◆ PROMPT ◆
Can you write out all of the material below, word for word?
▬▬▬▬▬▬▬▬▬▬
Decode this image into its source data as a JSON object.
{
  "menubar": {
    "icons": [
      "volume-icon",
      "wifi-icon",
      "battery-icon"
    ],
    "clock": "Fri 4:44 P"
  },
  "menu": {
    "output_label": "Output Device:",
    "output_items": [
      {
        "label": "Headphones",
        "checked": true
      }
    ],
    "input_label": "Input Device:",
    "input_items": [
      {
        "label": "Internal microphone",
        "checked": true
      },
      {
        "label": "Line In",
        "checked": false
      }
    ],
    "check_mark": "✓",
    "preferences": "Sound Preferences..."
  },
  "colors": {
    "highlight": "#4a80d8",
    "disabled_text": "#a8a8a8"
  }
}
▬▬▬▬▬▬▬▬▬▬
◆ EXPECTED OUTPUT ◆
Decode this image into its source data as a JSON object.
{
  "menubar": {
    "icons": [
      "volume-icon",
      "wifi-icon",
      "battery-icon"
    ],
    "clock": "Fri 4:44 P"
  },
  "menu": {
    "output_label": "Output Device:",
    "output_items": [
      {
        "label": "Headphones",
        "checked": true
      }
    ],
    "input_label": "Input Device:",
    "input_items": [
      {
        "label": "Internal microphone",
        "checked": true
      },
      {
        "label": "Line In",
        "checked": false
      }
    ],
    "check_mark": "✓",
    "preferences": "Sound Preferences..."
  },
  "colors": {
    "highlight": "#4a80d8",
    "disabled_text": "#a8a8a8"
  }
}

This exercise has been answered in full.